◆ TASK REQUIREMENTS
In the forum thread on syncing phones, which RAZR model does greensuperman32 say has Bluetooth data transfer that Telus did not cripple?

◆ EXCERPT TO READ
▼

I sync iCal and Address book with NO problems.


----------



## seetobylive (Aug 4, 2004)

Sounds like the 650 would be no problem, it might be a little over kill for me. Telus has removed the data transfer capability of all their bluetooth phones so I would have to use a wire for sure.

Just wondering if the Razr users out there have been successful in syncing their address book and Calendar with their phone. If I could do that then I think I might just go with the razr.


----------



## dona83 (Jun 26, 2005)

seetobylive said:


> Sounds like the 650 would be no problem, it might be a little over kill for me. Telus has removed the data transfer capability of all their bluetooth phones so I would have to use a wire for sure.


Doesn't surprise me, Telus, the future is unfriendly.


----------



## milhaus (Jun 1, 2004)

That's an unfair comparison. A razr is a super slim phone with limited PIM capabilities. A treo 650 is full PIM that's a brick compared to the razr. And yes, you can easily sync contacts and calendars with a razr via isync.

Edit; didn't consider Telus' crippling of the bluetooth. I would switch carriers for that reason alone. What the hell is the use of bluetooth . . .


----------



## greensuperman32 (Mar 28, 2005)

seetobylive said:


> Telus has removed the data transfer capability of all their bluetooth phones so I would have to use a wire for sure.


Actually the RAZR V3c, which just came out 4 telus yesterday, does not have it's bluetooth function "crippled" like say the v710 does. So transferrin data wirelessly will work! Infact here is what it says on the Telus site about the bluetooth on its RAZR:

"Integrated Bluetooth wireless technology for data transfers and wireless hands-free accessories."


----------



## seetobylive (Aug 4, 2004)

▲

◆ RECORDED DATA
▼

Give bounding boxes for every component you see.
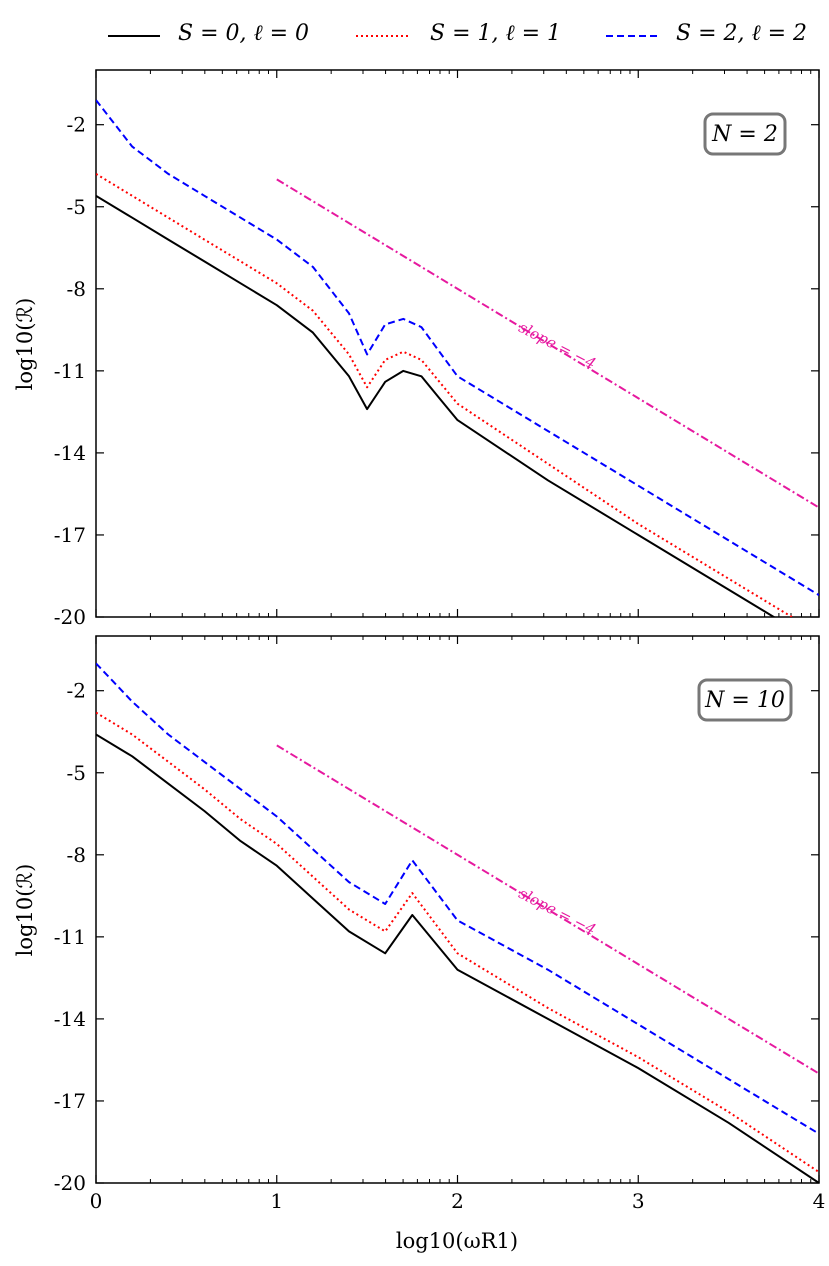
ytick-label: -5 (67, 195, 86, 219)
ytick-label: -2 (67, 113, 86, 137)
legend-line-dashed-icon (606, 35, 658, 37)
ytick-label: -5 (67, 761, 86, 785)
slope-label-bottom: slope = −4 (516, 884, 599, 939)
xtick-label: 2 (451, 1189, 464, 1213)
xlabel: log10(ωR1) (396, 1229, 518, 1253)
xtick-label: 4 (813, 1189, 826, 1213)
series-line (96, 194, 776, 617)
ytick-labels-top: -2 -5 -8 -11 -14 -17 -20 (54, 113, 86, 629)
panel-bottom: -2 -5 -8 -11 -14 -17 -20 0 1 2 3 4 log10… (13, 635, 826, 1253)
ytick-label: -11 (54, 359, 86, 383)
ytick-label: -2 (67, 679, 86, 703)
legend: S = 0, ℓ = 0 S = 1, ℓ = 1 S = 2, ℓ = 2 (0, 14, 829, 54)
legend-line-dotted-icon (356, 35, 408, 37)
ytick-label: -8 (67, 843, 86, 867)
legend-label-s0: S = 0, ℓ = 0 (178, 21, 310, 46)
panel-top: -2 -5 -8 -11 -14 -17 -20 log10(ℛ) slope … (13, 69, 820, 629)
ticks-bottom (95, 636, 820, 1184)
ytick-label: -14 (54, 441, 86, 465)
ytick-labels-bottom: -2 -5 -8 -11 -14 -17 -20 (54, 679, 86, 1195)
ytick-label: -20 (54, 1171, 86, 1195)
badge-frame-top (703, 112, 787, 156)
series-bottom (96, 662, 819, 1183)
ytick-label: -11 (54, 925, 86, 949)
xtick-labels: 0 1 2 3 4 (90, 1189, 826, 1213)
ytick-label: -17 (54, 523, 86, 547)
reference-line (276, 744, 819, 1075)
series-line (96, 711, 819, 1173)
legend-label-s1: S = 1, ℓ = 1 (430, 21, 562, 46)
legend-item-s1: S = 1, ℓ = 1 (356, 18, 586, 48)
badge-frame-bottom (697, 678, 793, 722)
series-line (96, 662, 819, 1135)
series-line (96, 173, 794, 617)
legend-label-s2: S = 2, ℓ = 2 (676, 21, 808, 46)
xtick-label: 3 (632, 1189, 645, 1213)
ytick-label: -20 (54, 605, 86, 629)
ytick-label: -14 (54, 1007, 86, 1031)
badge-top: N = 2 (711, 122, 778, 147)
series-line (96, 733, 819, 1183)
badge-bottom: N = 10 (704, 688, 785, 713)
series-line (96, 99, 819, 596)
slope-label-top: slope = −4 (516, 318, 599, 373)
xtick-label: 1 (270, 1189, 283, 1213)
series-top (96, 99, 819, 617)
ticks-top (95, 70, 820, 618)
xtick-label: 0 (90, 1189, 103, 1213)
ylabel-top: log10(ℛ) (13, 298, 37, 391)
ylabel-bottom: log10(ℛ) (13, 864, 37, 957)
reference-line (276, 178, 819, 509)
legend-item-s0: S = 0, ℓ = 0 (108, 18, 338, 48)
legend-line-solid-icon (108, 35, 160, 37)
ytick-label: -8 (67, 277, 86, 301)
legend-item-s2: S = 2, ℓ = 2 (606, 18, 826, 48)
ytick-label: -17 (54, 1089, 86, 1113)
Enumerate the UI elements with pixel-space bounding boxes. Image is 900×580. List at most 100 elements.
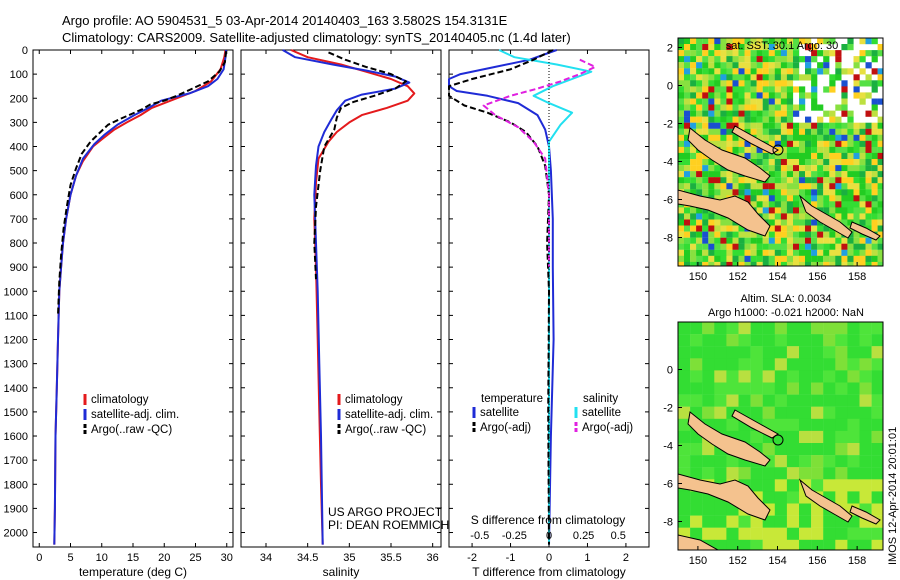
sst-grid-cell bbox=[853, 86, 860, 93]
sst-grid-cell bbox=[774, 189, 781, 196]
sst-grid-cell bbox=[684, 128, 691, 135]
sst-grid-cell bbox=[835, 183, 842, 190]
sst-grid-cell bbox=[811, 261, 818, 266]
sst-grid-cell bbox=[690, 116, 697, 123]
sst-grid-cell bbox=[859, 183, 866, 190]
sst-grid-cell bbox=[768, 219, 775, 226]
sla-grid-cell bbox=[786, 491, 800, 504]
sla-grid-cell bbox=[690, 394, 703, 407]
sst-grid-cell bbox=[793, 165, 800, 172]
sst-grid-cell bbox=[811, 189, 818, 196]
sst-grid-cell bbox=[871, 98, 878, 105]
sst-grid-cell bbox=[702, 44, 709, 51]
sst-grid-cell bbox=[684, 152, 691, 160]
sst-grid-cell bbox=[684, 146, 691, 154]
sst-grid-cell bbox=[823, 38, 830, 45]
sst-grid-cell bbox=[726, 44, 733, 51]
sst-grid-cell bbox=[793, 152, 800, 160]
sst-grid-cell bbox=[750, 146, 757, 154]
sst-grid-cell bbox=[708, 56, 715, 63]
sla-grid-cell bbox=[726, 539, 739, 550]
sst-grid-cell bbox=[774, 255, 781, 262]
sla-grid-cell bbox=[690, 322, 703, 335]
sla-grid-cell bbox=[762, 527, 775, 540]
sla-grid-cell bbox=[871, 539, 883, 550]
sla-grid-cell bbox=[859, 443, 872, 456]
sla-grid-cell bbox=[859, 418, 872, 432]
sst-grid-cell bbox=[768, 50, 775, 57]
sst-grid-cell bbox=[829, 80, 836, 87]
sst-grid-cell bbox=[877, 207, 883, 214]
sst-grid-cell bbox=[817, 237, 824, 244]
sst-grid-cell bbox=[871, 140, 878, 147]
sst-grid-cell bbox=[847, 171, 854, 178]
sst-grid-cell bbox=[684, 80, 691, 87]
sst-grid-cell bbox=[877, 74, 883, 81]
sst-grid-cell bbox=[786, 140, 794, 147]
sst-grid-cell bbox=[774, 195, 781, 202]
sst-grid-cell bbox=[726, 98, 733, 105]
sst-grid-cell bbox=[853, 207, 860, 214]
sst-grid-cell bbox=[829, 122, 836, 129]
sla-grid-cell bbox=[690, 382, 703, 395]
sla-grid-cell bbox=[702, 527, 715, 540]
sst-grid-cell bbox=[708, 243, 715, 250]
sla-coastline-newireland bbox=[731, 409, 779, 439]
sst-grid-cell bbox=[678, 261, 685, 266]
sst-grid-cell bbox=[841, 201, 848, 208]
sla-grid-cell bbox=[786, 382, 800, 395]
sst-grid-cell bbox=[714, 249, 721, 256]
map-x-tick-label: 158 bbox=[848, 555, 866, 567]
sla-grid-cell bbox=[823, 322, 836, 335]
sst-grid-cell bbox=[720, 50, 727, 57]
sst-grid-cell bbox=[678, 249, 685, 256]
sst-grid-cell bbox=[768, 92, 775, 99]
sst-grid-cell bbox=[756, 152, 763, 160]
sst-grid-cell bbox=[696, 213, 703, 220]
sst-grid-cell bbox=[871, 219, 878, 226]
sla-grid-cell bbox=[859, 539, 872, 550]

▲

◆ EXERCISE RESULT
The RAZR V3c.